═════ Texto apresentado
Esta é a primeira de uma série de matérias produzidas pela Eco Nordeste a partir da participação na Brazil Energy Conference, em Teresina

Impulsionada pela sua forte base de recursos renováveis, como o Sol e o vento, a região Nordeste lidera o processo de transição energética no País com um notável crescimento na aprovação de projetos que reflete o seu potencial natural e o apoio às políticas de descarbonização. Entretanto, sociedade e governantes buscam meios para garantir que essa mudança evite os impactos negativos decorrentes do processo de instalação e funcionamento das usinas e realmente promover o desenvolvimento sustentável.
Os desafios e soluções para a garantia de uma transição energética justa, equânime e sustentável foram debatidos durante a Brazil Energy Conference, realizada entre 4 e 7 de junho, em Teresina, no Piauí. O governador do estado, Rafael Fonteles, destacou que o estado tem se posicionado como um protagonista na transição energética. Ele afirmou a convicção em seu governo de que esse processo é uma grande oportunidade de desenvolvimento econômico, não só para o Piauí, mas para todo o Nordeste, Brasil e mundo.
══════════
═════ Dados fornecidos
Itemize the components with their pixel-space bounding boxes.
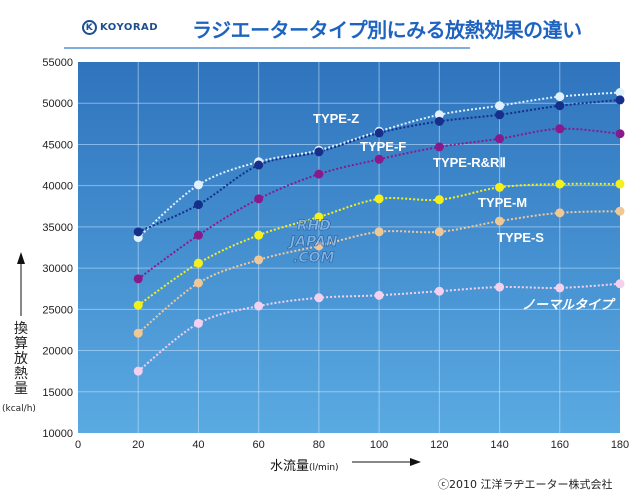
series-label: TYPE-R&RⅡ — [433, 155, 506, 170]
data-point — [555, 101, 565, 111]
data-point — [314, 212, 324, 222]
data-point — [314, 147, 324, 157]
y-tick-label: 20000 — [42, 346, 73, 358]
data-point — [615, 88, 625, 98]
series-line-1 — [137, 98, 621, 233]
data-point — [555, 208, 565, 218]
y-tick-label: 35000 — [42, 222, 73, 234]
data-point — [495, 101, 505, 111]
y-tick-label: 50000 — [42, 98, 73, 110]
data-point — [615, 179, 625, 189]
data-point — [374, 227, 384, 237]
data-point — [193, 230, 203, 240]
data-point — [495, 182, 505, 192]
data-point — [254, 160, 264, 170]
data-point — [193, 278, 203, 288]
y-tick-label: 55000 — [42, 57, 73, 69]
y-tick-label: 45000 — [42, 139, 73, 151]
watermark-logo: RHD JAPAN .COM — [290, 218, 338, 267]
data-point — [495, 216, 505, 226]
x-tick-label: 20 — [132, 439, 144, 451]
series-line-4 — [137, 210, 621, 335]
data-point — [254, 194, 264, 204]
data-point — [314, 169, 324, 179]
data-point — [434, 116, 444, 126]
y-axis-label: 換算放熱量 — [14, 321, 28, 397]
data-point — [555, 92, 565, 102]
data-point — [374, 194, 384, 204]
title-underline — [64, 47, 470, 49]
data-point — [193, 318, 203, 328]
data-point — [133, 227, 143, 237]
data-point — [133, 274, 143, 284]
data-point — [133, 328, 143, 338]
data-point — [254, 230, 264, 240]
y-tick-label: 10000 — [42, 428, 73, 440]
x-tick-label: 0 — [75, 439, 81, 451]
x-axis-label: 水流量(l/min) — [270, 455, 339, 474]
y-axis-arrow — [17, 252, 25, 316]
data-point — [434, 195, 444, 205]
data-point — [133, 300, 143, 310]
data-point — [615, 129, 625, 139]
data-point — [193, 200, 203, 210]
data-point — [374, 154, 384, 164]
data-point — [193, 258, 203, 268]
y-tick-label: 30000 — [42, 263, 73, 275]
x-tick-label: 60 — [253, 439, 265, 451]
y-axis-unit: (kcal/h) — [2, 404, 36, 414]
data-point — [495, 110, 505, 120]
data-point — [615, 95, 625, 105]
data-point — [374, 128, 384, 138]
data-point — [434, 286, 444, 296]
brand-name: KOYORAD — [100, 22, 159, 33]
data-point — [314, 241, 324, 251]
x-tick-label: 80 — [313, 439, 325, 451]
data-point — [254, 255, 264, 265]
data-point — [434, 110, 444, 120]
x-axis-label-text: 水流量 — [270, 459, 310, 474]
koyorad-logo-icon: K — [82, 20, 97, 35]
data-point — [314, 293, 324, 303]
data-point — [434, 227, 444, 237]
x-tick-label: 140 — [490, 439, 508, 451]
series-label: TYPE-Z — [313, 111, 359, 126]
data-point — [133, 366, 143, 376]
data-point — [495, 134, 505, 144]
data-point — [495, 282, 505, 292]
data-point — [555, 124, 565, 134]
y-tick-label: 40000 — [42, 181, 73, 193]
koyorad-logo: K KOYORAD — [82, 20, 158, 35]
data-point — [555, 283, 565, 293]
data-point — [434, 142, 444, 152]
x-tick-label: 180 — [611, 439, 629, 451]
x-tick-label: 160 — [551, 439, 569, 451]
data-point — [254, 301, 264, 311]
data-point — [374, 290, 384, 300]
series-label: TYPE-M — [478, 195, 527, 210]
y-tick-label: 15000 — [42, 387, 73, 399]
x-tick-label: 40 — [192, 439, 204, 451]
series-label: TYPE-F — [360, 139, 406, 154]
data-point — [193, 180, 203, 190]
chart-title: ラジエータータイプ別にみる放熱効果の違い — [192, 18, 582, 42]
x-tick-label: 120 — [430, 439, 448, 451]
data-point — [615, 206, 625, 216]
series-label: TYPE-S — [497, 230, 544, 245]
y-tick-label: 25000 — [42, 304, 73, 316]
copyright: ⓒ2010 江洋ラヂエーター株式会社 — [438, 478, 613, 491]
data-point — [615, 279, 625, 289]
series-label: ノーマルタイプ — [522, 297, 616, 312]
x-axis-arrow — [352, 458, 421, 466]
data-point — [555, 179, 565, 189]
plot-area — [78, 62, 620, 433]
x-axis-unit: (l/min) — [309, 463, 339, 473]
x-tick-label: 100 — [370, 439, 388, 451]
══════════
* _Enunciado da tarefa_:
Responda às perguntas abaixo com base no texto apresentado.
1. Quais recursos renováveis são citados como exemplos da base que impulsiona o Nordeste na transição energética?
2. Em que período e em que cidade foi realizada a Brazil Energy Conference?
3. Qual é o nome do governador do Piauí mencionado?

* _Resposta à tarefa_:
1. O Sol e o vento.
2. Entre 4 e 7 de junho, em Teresina, no Piauí.
3. Rafael Fonteles.